Ejercicio A:
Transcribe sin cambios el fragmento del texto sobre la casa comprendido entre "Volviendo a la" y "nuestra propia infancia.", ambos incluidos.
Ejercicio B:
¿Concuerdan con el texto sobre la casa estas afirmaciones? Responde sí o no a cada una y cita textualmente las palabras que lo deciden. (i) Quien escribe empezó a estudiar la especialidad a principios de los años 80. (ii) En aquella época se veía una participación del papá en las salas de hospitalización. (iii) Quitar la casa de la abuela se considera un duelo.
Ejercicio C:
Según el texto sobre la casa, ¿quiénes llevaban a los niños a consulta a principios de los años 80?

*** Texto propuesto ***

Podríamos decir que el corazón del mundo es la casa. Ese órgano que palpita para darnos vida desde el primer momento de la existencia hasta el último. Tradicionalmente ha sido la mujer quien se hace cargo de dicho espacio, aunque en la posmodernidad, y más aún la pandemia, se han modificado las funciones de los habitantes del hogar. Se rebelan frente a los roles tradicionales, y no es extraño ver a papá lavando los trastes o cambiando pañales. Como pediatra tengo muy presente esa transición: cuando comencé a estudiar la especialidad, a principios de los años 80 del siglo pasado, los niños eran llevados a consulta por la mamá o la abuela, o ambas. En el poco frecuente caso de ir ambos padres, la mamá cargaba al niño, la pañalera y cualquier otra prenda que tuviera relación con el crío. No veíamos en los corredores de la consulta o en las salas de hospitalización una participación de papá. Afortunadamente esto ha cambiado.
Volviendo a la casa, es dentro de ella donde comienzan a escribirse las biografías de cada uno de nosotros: la construcción, el mobiliario, las costumbres. Los olores, los sabores y los sinsabores de esos primeros años dejan una impronta en cada uno de nosotros que habremos de llevar como parte de nuestro ser por los años restantes. En la memoria quedan, además, los recuerdos de fotografías, pinturas, libros de recetas, discos, todos aquellos objetos simbólicos que conectan nuestro presente con la historia de las generaciones que nos precedieron. No en vano se considera que quitar la casa de la abuela constituye todo un duelo, porque es llevar con cada elemento que se saca de ella, un pedazo de nuestra propia infancia.

*** Extractos de registros ***

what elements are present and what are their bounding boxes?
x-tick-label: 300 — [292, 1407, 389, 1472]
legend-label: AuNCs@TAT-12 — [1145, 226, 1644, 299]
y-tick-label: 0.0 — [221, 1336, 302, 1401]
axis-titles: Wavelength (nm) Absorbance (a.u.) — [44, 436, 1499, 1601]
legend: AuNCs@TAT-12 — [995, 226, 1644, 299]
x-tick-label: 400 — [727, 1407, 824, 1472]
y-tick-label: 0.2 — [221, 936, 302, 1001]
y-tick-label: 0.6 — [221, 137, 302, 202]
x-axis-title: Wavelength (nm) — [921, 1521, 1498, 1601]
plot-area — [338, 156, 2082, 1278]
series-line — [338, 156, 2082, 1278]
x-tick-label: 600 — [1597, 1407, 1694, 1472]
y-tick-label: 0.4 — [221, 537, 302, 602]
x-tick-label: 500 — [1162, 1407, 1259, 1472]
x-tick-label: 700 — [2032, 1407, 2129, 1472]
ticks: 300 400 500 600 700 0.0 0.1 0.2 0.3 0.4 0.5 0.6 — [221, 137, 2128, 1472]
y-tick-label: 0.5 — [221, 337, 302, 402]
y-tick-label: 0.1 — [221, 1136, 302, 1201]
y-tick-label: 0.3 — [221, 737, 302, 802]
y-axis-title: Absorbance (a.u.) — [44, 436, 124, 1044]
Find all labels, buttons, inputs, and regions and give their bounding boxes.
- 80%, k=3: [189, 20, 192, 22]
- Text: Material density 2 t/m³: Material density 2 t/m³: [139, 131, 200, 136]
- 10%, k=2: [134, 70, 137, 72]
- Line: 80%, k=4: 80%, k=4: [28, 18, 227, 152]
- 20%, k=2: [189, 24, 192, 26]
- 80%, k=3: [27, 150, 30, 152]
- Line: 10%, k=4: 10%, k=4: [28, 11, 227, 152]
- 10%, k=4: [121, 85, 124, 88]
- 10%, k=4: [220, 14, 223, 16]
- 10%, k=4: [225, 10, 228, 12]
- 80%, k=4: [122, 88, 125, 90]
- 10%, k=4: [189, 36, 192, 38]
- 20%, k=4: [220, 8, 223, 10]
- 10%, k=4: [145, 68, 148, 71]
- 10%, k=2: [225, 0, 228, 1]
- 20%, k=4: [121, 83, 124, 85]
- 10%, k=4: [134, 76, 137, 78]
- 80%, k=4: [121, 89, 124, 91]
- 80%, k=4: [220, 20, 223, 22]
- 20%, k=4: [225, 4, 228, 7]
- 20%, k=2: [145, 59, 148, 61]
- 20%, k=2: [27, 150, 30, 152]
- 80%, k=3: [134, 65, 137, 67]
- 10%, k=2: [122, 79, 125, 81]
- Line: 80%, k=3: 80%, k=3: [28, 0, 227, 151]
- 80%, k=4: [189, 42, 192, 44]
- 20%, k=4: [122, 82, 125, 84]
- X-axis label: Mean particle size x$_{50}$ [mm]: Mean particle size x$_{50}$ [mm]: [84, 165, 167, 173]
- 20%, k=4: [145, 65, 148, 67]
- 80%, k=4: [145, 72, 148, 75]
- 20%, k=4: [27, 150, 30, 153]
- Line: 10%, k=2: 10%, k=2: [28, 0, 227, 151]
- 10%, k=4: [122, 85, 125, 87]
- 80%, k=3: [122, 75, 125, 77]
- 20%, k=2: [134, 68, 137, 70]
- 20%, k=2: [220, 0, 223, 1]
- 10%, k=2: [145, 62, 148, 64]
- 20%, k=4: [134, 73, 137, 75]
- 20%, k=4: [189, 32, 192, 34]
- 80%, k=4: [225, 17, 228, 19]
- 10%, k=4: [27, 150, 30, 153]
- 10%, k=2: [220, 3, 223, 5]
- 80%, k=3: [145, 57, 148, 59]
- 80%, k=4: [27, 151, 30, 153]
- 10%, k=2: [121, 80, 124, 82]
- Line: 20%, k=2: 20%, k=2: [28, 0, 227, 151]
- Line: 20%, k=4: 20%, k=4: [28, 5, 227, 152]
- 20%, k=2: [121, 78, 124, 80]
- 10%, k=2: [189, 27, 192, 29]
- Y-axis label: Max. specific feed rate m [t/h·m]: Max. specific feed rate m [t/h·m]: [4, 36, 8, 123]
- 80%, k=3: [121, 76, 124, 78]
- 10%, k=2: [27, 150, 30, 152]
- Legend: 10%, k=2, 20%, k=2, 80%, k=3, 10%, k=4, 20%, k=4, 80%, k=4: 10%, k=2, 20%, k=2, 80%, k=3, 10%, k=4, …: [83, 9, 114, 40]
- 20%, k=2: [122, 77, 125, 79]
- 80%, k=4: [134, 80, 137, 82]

***

Solución A:
Volviendo a la casa, es dentro de ella donde comienzan a escribirse las biografías de cada uno de nosotros: la construcción, el mobiliario, las costumbres. Los olores, los sabores y los sinsabores de esos primeros años dejan una impronta en cada uno de nosotros que habremos de llevar como parte de nuestro ser por los años restantes. En la memoria quedan, además, los recuerdos de fotografías, pinturas, libros de recetas, discos, todos aquellos objetos simbólicos que conectan nuestro presente con la historia de las generaciones que nos precedieron. No en vano se considera que quitar la casa de la abuela constituye todo un duelo, porque es llevar con cada elemento que se saca de ella, un pedazo de nuestra propia infancia.

Solución B:
(i) Sí: "cuando comencé a estudiar la especialidad, a principios de los años 80 del siglo pasado".
(ii) No: "No veíamos en los corredores de la consulta o en las salas de hospitalización una participación de papá."
(iii) Sí: "se considera que quitar la casa de la abuela constituye todo un duelo".

Solución C:
La mamá o la abuela, o ambas.